How many lines of the data include the string "Sonnet"? State the number and nothing else.

==================================================

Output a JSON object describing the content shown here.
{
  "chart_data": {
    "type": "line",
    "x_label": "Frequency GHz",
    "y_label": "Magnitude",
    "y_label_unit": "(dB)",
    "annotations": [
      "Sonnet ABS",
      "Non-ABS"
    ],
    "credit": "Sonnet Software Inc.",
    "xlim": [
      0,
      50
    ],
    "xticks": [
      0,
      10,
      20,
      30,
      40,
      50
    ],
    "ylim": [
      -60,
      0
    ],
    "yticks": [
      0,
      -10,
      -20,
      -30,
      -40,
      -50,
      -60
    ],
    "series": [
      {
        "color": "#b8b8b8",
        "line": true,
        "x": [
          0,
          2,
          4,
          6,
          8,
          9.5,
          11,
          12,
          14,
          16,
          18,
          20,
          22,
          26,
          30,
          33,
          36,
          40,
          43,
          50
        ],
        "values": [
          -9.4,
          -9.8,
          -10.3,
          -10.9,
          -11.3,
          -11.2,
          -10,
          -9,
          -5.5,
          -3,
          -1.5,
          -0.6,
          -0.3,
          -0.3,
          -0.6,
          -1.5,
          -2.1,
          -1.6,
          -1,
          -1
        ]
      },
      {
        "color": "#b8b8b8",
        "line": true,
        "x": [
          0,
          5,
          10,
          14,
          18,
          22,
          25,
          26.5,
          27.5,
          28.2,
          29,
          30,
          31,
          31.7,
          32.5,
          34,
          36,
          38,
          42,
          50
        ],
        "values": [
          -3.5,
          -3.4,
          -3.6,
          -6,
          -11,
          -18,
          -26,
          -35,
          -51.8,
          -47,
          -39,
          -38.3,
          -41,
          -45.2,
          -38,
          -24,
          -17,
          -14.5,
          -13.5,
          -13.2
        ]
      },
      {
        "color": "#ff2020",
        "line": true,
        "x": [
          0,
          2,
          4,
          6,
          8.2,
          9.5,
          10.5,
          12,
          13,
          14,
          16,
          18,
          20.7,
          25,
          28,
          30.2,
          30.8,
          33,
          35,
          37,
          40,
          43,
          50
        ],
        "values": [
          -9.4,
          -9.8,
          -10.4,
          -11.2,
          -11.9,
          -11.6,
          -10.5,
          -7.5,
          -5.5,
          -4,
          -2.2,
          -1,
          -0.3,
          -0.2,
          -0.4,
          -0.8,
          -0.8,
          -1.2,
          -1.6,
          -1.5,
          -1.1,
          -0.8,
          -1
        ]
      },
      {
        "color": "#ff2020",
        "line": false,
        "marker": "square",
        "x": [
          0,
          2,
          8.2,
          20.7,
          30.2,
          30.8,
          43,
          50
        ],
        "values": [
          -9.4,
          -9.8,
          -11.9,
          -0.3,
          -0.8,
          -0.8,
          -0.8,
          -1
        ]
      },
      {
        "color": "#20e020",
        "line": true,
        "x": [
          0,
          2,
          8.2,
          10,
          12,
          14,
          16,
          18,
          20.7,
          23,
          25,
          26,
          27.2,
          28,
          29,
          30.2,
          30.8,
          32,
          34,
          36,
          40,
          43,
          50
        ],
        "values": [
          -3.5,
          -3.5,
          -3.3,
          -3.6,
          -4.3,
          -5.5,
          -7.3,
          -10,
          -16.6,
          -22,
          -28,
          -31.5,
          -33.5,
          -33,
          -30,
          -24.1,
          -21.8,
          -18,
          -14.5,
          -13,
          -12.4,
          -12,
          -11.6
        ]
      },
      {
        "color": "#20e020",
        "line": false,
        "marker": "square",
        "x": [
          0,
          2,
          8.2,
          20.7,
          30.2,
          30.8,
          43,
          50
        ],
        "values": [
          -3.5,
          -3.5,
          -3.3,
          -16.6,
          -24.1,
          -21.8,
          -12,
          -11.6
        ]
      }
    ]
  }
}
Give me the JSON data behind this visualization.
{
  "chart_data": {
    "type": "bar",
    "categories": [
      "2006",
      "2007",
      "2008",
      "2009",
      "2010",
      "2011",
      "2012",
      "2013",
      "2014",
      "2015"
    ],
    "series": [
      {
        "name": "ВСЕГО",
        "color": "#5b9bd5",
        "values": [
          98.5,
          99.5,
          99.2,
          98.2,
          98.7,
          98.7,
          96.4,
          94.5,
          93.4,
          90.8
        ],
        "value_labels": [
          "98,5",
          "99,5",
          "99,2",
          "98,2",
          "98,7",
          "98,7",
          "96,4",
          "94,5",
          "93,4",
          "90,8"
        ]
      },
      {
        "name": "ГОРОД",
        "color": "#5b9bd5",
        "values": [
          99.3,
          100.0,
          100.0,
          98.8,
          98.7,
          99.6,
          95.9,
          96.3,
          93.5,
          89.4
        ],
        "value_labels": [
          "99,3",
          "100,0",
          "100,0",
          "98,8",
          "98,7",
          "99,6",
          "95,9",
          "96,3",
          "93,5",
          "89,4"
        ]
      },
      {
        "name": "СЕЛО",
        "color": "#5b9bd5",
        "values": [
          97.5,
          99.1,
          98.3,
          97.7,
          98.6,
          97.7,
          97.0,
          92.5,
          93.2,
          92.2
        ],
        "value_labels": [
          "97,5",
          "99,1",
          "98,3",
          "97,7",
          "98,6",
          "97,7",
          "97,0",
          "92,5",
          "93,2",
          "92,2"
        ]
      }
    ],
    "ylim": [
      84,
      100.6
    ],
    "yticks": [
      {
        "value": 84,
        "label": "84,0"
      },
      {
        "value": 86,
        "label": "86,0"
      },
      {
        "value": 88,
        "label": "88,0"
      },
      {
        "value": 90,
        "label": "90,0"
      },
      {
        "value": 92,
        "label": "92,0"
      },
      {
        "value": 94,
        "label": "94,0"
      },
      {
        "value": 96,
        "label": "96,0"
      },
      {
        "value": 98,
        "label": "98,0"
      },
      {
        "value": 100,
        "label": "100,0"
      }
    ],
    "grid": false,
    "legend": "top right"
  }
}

==================================================

• Full response
2